**WRITTEN TASK**: Among the lines listed below, count those that include the string "this", and state only the count.

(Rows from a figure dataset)
════
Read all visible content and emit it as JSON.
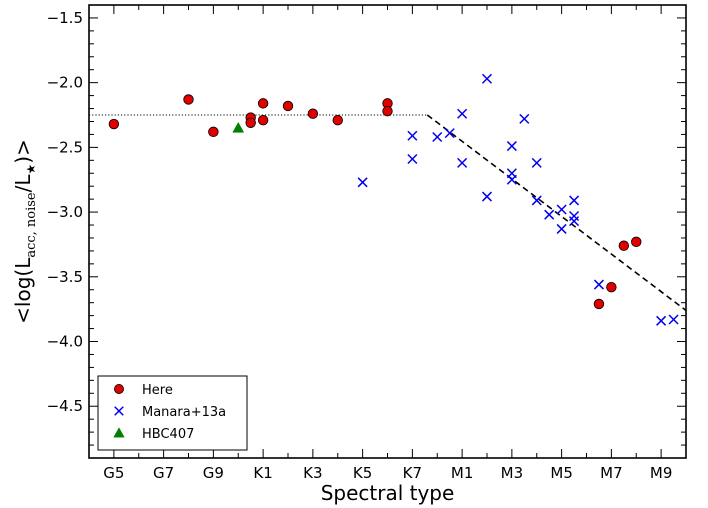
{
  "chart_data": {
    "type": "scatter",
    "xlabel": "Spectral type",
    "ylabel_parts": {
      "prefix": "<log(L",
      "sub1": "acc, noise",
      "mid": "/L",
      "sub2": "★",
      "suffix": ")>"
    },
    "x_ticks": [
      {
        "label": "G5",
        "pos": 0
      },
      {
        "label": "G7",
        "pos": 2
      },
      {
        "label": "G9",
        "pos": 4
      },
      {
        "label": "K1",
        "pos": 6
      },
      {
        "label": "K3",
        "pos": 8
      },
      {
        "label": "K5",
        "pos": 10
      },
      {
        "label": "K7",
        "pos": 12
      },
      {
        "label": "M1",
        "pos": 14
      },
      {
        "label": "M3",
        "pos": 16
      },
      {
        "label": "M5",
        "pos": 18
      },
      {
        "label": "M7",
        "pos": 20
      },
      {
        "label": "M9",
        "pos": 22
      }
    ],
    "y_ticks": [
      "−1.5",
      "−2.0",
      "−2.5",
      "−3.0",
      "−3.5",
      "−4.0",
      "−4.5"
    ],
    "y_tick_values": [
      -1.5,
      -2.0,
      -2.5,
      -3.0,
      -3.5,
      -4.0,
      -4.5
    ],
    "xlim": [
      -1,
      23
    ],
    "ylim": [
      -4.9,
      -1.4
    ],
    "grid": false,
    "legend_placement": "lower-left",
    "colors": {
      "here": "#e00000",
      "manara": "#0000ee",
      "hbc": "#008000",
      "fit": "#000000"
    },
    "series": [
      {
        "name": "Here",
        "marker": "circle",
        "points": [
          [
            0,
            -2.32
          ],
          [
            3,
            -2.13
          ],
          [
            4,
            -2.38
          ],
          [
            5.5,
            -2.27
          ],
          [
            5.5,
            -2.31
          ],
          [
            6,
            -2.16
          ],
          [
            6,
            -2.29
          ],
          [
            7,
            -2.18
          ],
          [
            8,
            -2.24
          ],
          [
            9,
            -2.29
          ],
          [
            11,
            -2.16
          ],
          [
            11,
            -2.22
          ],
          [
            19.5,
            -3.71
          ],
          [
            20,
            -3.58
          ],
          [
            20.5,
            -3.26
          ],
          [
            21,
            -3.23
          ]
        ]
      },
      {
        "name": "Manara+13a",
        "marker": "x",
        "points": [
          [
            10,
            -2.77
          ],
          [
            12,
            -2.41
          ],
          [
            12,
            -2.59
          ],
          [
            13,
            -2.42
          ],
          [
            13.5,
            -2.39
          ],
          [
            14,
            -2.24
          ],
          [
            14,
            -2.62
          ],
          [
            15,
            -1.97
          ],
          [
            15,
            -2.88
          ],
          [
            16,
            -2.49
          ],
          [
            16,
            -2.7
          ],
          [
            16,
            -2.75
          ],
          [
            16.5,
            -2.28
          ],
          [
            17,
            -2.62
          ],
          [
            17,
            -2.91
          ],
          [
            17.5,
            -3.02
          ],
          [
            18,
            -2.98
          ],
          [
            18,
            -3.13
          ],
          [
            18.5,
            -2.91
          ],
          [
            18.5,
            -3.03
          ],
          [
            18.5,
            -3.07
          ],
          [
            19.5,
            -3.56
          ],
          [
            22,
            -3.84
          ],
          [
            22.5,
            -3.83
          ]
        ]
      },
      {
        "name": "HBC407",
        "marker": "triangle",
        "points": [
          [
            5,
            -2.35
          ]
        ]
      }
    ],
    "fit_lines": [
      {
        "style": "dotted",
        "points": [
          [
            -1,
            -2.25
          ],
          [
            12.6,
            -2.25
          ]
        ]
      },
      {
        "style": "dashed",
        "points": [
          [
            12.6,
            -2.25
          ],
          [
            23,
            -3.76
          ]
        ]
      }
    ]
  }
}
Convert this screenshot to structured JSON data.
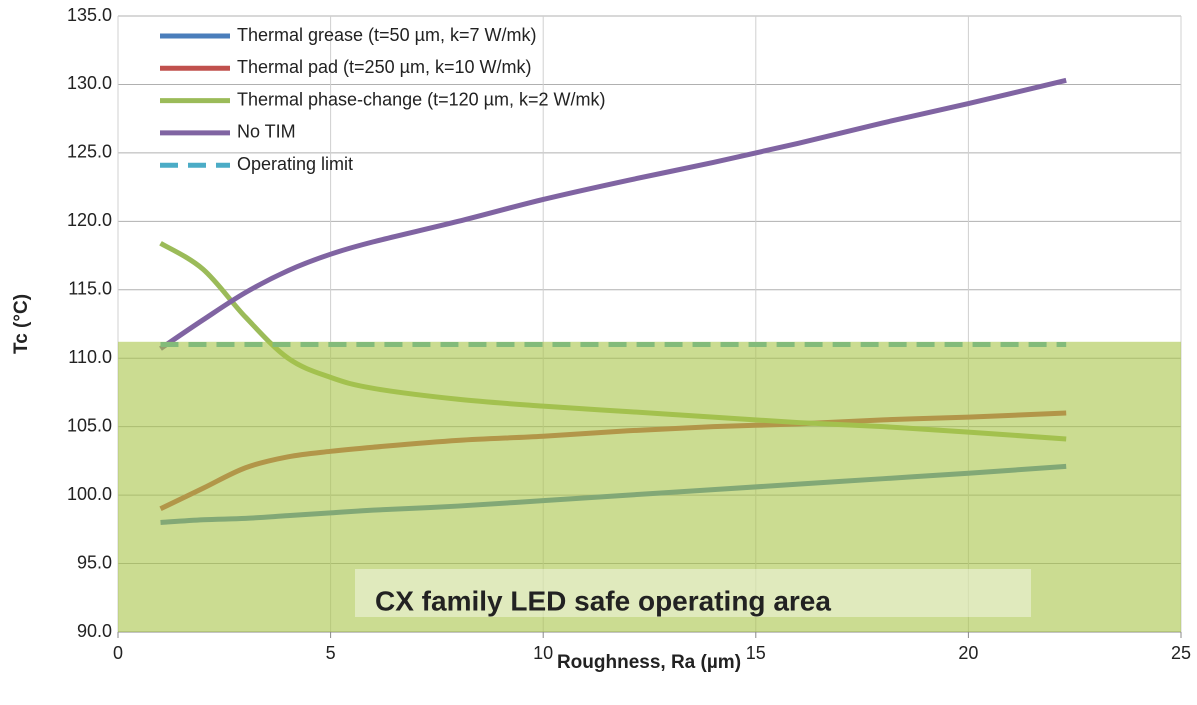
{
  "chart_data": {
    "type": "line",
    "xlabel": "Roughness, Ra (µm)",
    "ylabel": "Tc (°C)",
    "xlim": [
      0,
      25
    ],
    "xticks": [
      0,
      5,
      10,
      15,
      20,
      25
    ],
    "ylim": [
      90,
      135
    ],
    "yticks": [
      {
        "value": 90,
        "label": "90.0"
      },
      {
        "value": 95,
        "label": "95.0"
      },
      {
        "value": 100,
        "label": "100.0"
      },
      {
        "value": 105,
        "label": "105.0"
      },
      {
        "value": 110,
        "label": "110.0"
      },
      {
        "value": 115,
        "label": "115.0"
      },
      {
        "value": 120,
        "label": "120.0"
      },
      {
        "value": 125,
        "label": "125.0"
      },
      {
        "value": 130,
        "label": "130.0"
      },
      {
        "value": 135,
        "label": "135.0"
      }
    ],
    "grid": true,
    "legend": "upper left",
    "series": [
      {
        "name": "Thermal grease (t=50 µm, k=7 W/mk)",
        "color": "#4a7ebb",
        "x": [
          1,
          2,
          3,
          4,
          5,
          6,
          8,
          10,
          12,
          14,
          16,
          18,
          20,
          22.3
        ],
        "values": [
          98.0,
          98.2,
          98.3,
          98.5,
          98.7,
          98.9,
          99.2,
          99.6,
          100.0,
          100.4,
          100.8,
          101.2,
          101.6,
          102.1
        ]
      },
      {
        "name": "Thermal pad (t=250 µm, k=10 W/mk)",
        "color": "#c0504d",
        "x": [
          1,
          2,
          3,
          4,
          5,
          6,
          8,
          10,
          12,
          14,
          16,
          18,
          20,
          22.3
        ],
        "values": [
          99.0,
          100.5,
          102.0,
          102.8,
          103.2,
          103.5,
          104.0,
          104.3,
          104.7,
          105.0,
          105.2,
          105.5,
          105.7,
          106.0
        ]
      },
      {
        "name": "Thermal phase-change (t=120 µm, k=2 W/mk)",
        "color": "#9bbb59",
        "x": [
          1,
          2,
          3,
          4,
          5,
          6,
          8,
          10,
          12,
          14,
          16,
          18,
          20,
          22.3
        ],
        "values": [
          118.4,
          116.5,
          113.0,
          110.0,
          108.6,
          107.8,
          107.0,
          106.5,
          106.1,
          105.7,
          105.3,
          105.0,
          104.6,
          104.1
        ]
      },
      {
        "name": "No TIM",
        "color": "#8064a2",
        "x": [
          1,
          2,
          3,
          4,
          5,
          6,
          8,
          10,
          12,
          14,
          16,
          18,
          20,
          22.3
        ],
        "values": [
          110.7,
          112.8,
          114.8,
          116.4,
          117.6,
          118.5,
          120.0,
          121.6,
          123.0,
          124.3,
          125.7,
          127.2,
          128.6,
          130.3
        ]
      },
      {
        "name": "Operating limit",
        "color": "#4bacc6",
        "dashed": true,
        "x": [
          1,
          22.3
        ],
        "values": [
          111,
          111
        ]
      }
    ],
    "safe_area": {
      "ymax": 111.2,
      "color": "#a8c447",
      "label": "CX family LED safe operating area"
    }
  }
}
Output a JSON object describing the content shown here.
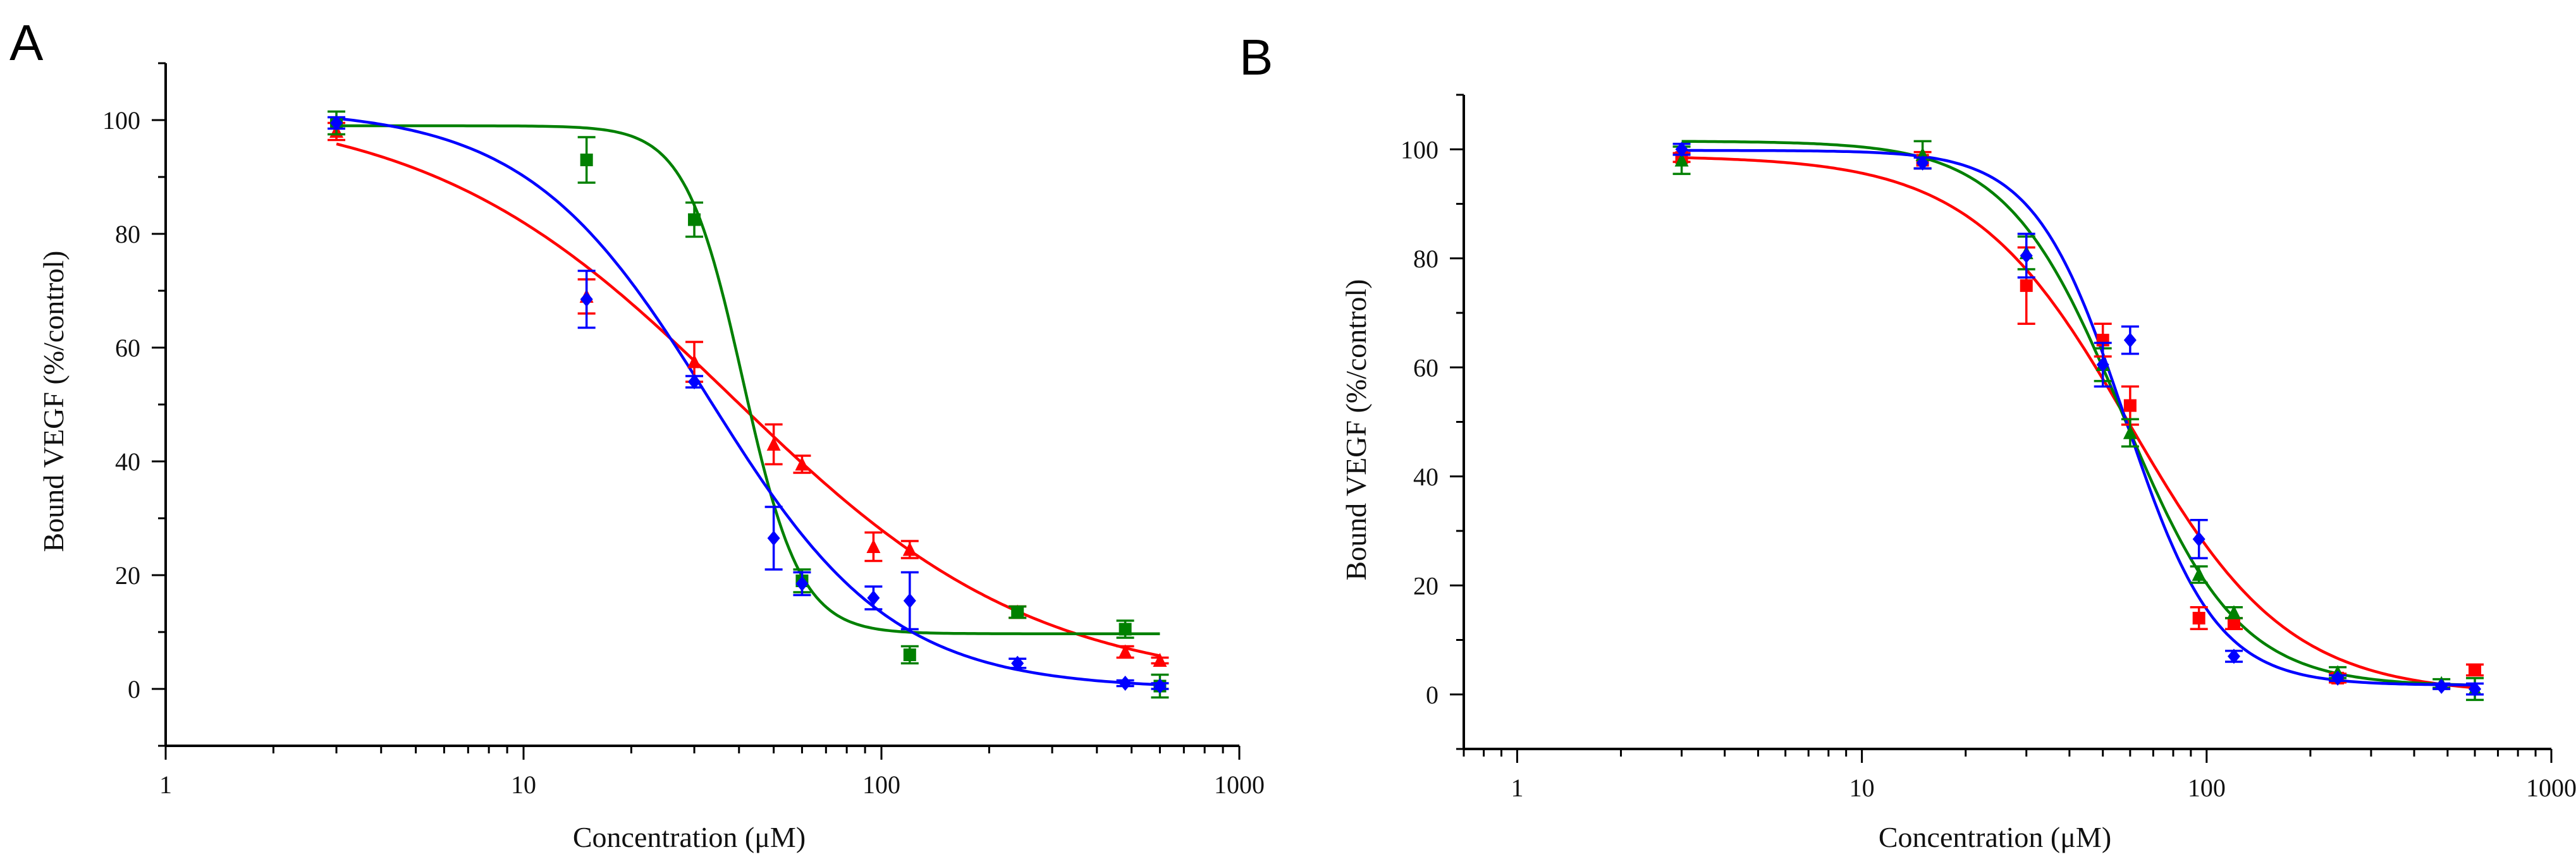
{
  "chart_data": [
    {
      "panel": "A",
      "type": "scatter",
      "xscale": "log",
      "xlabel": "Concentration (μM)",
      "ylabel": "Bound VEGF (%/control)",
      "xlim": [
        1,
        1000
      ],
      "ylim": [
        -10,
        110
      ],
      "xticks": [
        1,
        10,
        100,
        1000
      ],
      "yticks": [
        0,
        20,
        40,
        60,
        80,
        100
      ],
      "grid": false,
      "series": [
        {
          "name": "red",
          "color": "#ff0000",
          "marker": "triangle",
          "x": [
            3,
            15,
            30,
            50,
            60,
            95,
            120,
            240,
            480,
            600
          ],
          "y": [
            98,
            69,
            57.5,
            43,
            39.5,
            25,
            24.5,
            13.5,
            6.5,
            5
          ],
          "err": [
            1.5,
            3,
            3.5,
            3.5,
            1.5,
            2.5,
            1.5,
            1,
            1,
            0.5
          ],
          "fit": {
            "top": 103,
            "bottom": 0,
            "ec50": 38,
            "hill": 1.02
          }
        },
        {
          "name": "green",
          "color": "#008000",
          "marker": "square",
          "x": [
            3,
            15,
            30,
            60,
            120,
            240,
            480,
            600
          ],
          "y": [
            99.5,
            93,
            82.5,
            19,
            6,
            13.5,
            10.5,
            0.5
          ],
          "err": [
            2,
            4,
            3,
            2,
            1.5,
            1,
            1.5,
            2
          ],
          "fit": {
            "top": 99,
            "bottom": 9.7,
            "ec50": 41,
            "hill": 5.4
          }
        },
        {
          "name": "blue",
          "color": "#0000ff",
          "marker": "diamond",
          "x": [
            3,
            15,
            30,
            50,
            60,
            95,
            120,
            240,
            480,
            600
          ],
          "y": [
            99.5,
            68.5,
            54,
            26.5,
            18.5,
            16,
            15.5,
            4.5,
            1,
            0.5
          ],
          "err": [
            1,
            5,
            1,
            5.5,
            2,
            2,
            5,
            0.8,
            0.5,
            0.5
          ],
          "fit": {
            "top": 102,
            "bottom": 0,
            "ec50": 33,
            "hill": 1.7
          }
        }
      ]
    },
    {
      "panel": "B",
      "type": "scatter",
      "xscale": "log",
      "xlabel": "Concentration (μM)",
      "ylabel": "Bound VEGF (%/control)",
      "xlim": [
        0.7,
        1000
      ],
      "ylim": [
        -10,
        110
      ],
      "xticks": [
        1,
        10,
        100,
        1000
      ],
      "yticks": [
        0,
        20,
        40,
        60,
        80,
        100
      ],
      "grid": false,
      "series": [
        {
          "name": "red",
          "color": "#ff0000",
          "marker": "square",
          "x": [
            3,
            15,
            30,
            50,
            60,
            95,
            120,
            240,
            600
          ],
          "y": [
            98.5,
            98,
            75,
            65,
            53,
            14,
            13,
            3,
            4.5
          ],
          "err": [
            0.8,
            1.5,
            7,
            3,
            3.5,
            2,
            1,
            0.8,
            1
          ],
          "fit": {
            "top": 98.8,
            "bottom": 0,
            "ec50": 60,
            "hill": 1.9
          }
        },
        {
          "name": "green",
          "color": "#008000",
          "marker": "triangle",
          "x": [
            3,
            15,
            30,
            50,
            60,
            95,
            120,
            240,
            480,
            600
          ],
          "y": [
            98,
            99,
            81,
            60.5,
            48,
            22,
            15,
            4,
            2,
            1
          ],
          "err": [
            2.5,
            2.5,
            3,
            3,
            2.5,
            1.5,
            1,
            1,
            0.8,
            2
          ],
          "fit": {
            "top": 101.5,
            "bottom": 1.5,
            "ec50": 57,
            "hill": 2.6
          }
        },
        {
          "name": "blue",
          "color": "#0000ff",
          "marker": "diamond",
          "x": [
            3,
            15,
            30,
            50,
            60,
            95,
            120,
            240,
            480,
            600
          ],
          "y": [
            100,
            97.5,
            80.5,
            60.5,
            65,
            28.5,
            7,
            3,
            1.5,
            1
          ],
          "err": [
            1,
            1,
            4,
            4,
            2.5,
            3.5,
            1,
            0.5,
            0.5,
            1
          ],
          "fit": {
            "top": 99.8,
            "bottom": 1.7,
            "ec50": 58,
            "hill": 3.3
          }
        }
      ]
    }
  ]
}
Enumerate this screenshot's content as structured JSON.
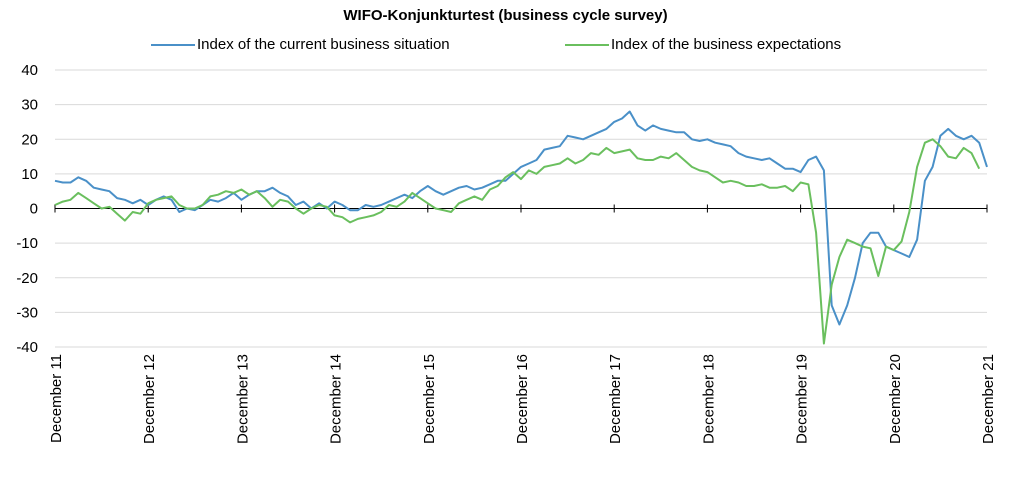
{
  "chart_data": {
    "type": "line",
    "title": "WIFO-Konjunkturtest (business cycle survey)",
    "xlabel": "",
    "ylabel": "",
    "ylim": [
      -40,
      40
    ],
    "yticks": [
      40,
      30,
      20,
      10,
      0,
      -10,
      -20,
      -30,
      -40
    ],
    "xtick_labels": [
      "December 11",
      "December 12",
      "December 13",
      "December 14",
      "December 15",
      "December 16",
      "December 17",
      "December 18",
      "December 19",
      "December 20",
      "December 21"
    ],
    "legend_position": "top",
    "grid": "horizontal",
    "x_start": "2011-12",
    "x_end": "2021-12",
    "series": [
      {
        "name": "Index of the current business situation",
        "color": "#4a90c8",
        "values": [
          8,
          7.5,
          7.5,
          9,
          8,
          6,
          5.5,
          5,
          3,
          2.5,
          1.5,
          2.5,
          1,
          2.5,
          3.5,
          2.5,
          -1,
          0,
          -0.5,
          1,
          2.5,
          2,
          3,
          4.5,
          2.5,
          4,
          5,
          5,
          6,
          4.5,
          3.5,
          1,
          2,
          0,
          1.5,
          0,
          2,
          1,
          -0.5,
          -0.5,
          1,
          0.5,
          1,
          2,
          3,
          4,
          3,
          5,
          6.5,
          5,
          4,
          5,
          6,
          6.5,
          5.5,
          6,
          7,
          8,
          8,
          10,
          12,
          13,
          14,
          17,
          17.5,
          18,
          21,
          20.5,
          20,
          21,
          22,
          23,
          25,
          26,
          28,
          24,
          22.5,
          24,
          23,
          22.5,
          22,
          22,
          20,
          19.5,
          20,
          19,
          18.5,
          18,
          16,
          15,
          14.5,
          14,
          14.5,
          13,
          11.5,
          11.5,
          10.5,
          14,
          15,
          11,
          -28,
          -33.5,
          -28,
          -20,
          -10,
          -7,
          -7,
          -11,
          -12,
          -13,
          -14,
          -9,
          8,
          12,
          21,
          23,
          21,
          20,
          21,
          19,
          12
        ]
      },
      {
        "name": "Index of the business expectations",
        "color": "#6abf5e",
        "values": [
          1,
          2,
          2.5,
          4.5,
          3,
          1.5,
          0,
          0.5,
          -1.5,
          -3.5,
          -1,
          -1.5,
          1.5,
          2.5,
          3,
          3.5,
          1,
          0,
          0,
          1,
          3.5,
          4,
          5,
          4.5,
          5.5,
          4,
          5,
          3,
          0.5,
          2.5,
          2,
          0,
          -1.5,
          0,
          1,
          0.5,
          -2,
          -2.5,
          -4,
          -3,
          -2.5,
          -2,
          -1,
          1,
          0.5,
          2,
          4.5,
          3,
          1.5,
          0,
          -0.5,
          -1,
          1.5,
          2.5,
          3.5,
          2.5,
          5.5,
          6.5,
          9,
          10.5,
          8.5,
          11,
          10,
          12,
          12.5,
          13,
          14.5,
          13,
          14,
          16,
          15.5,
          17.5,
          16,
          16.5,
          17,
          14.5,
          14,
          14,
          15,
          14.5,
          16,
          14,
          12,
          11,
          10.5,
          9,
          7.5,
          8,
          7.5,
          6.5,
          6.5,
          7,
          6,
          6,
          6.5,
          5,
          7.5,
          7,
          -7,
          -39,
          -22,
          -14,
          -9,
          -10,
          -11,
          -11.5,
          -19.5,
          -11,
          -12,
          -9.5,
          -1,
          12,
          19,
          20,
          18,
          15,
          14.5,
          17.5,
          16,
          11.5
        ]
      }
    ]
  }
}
════
**WRITTEN REPLY**: 2